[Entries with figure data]
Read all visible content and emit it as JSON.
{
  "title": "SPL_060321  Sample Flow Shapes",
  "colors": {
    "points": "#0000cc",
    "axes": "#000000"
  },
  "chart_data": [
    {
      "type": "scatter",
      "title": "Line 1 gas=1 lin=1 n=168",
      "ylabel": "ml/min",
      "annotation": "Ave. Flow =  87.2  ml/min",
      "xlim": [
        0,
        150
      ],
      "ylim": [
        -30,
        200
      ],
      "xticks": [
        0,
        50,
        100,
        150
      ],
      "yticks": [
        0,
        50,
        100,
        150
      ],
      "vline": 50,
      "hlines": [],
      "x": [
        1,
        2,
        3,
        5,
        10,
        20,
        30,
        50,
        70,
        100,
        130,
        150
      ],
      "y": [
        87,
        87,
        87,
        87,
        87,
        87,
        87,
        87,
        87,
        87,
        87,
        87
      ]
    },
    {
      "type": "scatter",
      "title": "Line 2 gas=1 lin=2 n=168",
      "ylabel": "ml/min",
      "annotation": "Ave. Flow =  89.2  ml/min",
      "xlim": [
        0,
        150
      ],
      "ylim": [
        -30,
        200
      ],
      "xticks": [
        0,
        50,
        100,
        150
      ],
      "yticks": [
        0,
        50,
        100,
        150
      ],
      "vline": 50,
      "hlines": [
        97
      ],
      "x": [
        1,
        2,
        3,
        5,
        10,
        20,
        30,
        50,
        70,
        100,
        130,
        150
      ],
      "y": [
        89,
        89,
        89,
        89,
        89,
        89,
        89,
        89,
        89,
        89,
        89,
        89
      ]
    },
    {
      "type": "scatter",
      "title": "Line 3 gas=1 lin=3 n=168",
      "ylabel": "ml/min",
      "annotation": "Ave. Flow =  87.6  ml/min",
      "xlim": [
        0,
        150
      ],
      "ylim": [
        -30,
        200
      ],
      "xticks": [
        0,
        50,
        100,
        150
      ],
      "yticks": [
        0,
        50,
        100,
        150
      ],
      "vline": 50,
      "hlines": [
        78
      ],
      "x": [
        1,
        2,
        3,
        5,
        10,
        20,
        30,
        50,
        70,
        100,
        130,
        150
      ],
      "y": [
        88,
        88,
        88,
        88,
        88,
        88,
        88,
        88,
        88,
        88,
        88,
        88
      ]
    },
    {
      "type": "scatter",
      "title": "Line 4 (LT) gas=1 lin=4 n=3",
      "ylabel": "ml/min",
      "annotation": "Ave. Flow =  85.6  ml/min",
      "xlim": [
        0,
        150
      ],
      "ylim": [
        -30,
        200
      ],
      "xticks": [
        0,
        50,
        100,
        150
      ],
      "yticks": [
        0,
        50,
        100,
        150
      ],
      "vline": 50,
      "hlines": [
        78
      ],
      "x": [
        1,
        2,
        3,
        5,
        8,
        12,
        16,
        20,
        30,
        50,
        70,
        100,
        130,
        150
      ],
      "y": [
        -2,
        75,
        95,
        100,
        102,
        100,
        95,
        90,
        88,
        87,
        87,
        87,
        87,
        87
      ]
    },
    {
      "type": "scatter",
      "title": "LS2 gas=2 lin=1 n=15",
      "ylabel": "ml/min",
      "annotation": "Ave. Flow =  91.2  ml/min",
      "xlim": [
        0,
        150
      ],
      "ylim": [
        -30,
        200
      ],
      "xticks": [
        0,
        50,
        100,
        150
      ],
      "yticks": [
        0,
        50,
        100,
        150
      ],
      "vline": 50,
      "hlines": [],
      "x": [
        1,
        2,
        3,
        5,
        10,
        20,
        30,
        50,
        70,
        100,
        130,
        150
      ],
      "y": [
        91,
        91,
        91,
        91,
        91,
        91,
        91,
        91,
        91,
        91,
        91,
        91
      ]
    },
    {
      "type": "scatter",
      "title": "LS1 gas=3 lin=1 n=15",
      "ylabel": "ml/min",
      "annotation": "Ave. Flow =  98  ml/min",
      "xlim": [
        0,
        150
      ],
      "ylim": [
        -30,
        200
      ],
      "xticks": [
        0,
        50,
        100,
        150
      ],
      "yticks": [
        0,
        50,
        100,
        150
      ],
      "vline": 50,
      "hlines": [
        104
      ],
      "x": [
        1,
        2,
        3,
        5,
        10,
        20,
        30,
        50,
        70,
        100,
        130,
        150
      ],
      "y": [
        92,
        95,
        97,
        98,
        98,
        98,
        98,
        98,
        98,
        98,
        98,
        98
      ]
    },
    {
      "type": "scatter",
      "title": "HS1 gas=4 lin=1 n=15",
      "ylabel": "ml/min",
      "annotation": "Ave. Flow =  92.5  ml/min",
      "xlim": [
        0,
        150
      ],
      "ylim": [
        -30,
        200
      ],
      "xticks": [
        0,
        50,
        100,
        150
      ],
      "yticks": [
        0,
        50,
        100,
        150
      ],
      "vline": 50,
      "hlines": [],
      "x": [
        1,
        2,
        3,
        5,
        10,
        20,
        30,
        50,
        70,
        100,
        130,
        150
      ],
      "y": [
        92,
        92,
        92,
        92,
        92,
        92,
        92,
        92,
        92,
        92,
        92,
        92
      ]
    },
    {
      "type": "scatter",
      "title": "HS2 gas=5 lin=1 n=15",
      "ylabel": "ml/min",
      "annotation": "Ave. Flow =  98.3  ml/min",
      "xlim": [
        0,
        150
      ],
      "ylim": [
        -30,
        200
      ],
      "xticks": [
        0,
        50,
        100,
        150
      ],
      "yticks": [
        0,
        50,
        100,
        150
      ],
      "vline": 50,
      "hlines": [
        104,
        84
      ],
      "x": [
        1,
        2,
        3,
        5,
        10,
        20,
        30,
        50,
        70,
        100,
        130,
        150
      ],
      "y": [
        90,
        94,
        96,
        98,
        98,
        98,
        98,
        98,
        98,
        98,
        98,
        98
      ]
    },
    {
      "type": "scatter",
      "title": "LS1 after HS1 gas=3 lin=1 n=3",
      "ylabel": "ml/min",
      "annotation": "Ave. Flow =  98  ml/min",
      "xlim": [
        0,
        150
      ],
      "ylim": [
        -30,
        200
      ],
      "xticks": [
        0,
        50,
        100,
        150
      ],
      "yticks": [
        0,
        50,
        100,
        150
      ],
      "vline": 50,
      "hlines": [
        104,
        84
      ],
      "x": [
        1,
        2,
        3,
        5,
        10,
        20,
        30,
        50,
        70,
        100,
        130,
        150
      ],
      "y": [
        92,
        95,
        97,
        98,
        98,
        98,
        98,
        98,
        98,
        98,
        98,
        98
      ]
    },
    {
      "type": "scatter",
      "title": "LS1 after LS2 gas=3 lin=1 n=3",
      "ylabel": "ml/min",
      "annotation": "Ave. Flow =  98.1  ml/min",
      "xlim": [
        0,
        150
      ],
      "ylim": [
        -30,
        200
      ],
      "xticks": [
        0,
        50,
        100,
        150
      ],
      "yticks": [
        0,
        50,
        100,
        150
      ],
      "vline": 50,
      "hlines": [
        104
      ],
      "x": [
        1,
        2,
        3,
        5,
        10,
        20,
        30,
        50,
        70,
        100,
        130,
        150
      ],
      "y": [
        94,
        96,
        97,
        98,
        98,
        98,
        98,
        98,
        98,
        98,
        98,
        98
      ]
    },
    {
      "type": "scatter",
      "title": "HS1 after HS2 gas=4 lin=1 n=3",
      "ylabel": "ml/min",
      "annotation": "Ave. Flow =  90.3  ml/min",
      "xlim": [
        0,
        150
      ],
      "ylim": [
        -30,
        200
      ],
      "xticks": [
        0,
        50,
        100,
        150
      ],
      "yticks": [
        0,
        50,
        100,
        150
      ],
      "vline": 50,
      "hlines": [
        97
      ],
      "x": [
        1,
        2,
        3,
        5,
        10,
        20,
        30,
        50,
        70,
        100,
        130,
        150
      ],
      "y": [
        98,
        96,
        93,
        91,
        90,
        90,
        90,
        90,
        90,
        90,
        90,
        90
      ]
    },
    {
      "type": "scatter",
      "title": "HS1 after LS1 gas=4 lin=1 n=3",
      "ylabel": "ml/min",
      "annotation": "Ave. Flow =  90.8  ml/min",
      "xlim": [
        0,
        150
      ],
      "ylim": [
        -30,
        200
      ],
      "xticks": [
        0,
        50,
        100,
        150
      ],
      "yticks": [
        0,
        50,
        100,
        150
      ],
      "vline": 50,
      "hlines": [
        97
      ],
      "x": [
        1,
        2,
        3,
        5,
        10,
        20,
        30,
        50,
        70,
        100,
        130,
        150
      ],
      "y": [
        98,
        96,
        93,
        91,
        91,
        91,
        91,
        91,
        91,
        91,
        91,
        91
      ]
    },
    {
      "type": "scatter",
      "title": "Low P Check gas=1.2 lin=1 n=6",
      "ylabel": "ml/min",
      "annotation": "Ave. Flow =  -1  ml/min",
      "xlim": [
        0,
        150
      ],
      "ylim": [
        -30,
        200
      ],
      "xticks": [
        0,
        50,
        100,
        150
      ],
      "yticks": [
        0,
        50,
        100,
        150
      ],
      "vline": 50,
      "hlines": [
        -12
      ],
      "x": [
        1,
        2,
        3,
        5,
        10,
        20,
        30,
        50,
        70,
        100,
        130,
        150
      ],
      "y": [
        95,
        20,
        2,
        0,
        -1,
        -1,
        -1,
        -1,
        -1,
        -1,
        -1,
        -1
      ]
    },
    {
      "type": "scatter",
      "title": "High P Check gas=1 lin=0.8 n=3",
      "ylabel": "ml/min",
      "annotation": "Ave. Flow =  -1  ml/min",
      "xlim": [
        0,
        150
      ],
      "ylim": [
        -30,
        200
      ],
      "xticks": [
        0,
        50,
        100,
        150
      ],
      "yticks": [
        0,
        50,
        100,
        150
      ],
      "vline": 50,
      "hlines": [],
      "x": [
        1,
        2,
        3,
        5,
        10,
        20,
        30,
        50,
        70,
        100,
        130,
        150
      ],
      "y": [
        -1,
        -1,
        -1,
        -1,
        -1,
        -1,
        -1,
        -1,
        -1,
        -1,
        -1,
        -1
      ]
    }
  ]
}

■ Task to carry out
Find how many lines of the listing include the string "after" and give that number, nothing else.

■ Result
4